__Goal of the exercise__: Work through the data line by line, gathering every line that has the word "Общий".

__Record excerpts__:
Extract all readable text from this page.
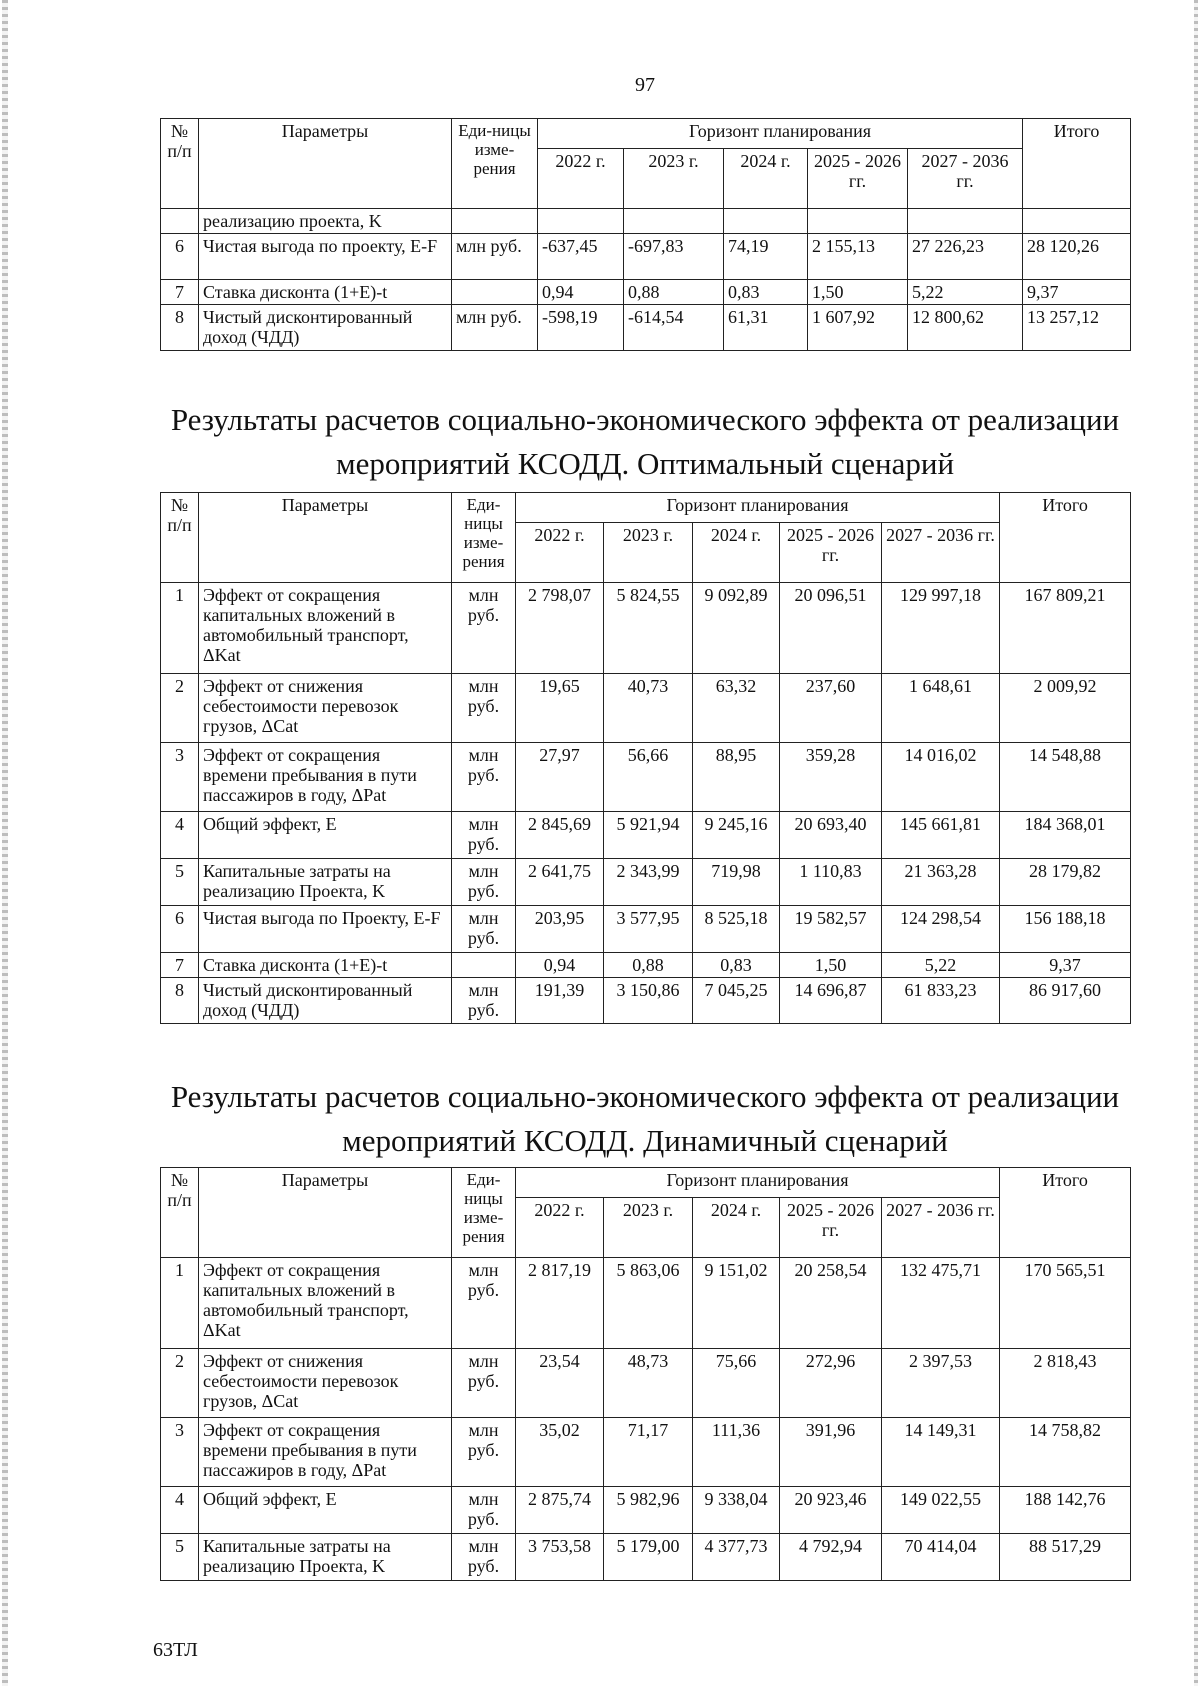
97
№ п/п	Параметры	Еди-ницы изме-рения	Горизонт планирования					Итого
			2022 г.	2023 г.	2024 г.	2025 - 2026 гг.	2027 - 2036 гг.	
	реализацию проекта, K							
6	Чистая выгода по проекту, E-F	млн руб.	-637,45	-697,83	74,19	2 155,13	27 226,23	28 120,26
7	Ставка дисконта (1+E)-t		0,94	0,88	0,83	1,50	5,22	9,37
8	Чистый дисконтированный доход (ЧДД)	млн руб.	-598,19	-614,54	61,31	1 607,92	12 800,62	13 257,12
Результаты расчетов социально-экономического эффекта от реализации
мероприятий КСОДД. Оптимальный сценарий
№ п/п	Параметры	Еди-ницы изме-рения	Горизонт планирования					Итого
			2022 г.	2023 г.	2024 г.	2025 - 2026 гг.	2027 - 2036 гг.	
1	Эффект от сокращения капитальных вложений в автомобильный транспорт, ΔKat	млн руб.	2 798,07	5 824,55	9 092,89	20 096,51	129 997,18	167 809,21
2	Эффект от снижения себестоимости перевозок грузов, ΔCat	млн руб.	19,65	40,73	63,32	237,60	1 648,61	2 009,92
3	Эффект от сокращения времени пребывания в пути пассажиров в году, ΔPat	млн руб.	27,97	56,66	88,95	359,28	14 016,02	14 548,88
4	Общий эффект, E	млн руб.	2 845,69	5 921,94	9 245,16	20 693,40	145 661,81	184 368,01
5	Капитальные затраты на реализацию Проекта, K	млн руб.	2 641,75	2 343,99	719,98	1 110,83	21 363,28	28 179,82
6	Чистая выгода по Проекту, E-F	млн руб.	203,95	3 577,95	8 525,18	19 582,57	124 298,54	156 188,18
7	Ставка дисконта (1+E)-t		0,94	0,88	0,83	1,50	5,22	9,37
8	Чистый дисконтированный доход (ЧДД)	млн руб.	191,39	3 150,86	7 045,25	14 696,87	61 833,23	86 917,60
Результаты расчетов социально-экономического эффекта от реализации
мероприятий КСОДД. Динамичный сценарий
№ п/п	Параметры	Еди-ницы изме-рения	Горизонт планирования					Итого
			2022 г.	2023 г.	2024 г.	2025 - 2026 гг.	2027 - 2036 гг.	
1	Эффект от сокращения капитальных вложений в автомобильный транспорт, ΔKat	млн руб.	2 817,19	5 863,06	9 151,02	20 258,54	132 475,71	170 565,51
2	Эффект от снижения себестоимости перевозок грузов, ΔCat	млн руб.	23,54	48,73	75,66	272,96	2 397,53	2 818,43
3	Эффект от сокращения времени пребывания в пути пассажиров в году, ΔPat	млн руб.	35,02	71,17	111,36	391,96	14 149,31	14 758,82
4	Общий эффект, E	млн руб.	2 875,74	5 982,96	9 338,04	20 923,46	149 022,55	188 142,76
5	Капитальные затраты на реализацию Проекта, K	млн руб.	3 753,58	5 179,00	4 377,73	4 792,94	70 414,04	88 517,29
63ТЛ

__Solution__:
4	Общий эффект, E	млн руб.	2 845,69	5 921,94	9 245,16	20 693,40	145 661,81	184 368,01
4	Общий эффект, E	млн руб.	2 875,74	5 982,96	9 338,04	20 923,46	149 022,55	188 142,76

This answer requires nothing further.